- PROBLEM DETAILS
Pull every "Protected" line out of the data below.
..........
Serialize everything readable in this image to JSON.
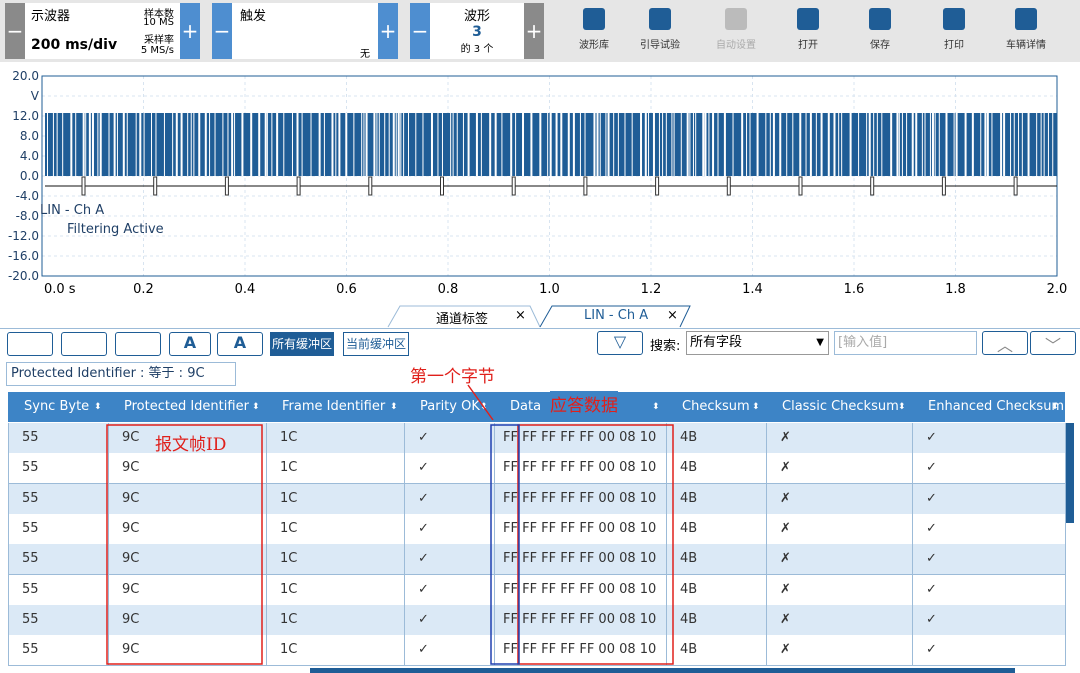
{
  "toolbar": {
    "scope": {
      "title": "示波器",
      "timebase": "200 ms/div",
      "sample_count_label": "样本数",
      "sample_count": "10 MS",
      "sample_rate_label": "采样率",
      "sample_rate": "5 MS/s"
    },
    "trigger": {
      "title": "触发",
      "mode": "无"
    },
    "waveform": {
      "title": "波形",
      "value": "3",
      "count": "的 3 个"
    },
    "buttons": [
      "波形库",
      "引导试验",
      "自动设置",
      "打开",
      "保存",
      "打印",
      "车辆详情"
    ]
  },
  "scope": {
    "yticks": [
      "20.0",
      "V",
      "12.0",
      "8.0",
      "4.0",
      "0.0",
      "-4.0",
      "-8.0",
      "-12.0",
      "-16.0",
      "-20.0"
    ],
    "xticks": [
      "0.0 s",
      "0.2",
      "0.4",
      "0.6",
      "0.8",
      "1.0",
      "1.2",
      "1.4",
      "1.6",
      "1.8",
      "2.0"
    ],
    "channel": "LIN - Ch A",
    "status": "Filtering Active"
  },
  "tabs": [
    "通道标签",
    "LIN - Ch A"
  ],
  "filter_bar": {
    "buffers": [
      "所有缓冲区",
      "当前缓冲区"
    ],
    "search_label": "搜索:",
    "field": "所有字段",
    "placeholder": "[输入值]"
  },
  "filter_tag": "Protected Identifier : 等于 : 9C",
  "annotations": {
    "first_byte": "第一个字节",
    "response_data": "应答数据",
    "frame_id": "报文帧ID"
  },
  "table": {
    "columns": [
      "Sync Byte",
      "Protected Identifier",
      "Frame Identifier",
      "Parity OK",
      "Data",
      "Checksum",
      "Classic Checksum",
      "Enhanced Checksum"
    ],
    "rows": [
      [
        "55",
        "9C",
        "1C",
        "✓",
        "FF FF FF FF FF 00 08 10",
        "4B",
        "✗",
        "✓"
      ],
      [
        "55",
        "9C",
        "1C",
        "✓",
        "FF FF FF FF FF 00 08 10",
        "4B",
        "✗",
        "✓"
      ],
      [
        "55",
        "9C",
        "1C",
        "✓",
        "FF FF FF FF FF 00 08 10",
        "4B",
        "✗",
        "✓"
      ],
      [
        "55",
        "9C",
        "1C",
        "✓",
        "FF FF FF FF FF 00 08 10",
        "4B",
        "✗",
        "✓"
      ],
      [
        "55",
        "9C",
        "1C",
        "✓",
        "FF FF FF FF FF 00 08 10",
        "4B",
        "✗",
        "✓"
      ],
      [
        "55",
        "9C",
        "1C",
        "✓",
        "FF FF FF FF FF 00 08 10",
        "4B",
        "✗",
        "✓"
      ],
      [
        "55",
        "9C",
        "1C",
        "✓",
        "FF FF FF FF FF 00 08 10",
        "4B",
        "✗",
        "✓"
      ],
      [
        "55",
        "9C",
        "1C",
        "✓",
        "FF FF FF FF FF 00 08 10",
        "4B",
        "✗",
        "✓"
      ]
    ]
  }
}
..........
- FINISHED EXERCISE
  "filter_tag": "Protected Identifier : 等于 : 9C",
      "Protected Identifier",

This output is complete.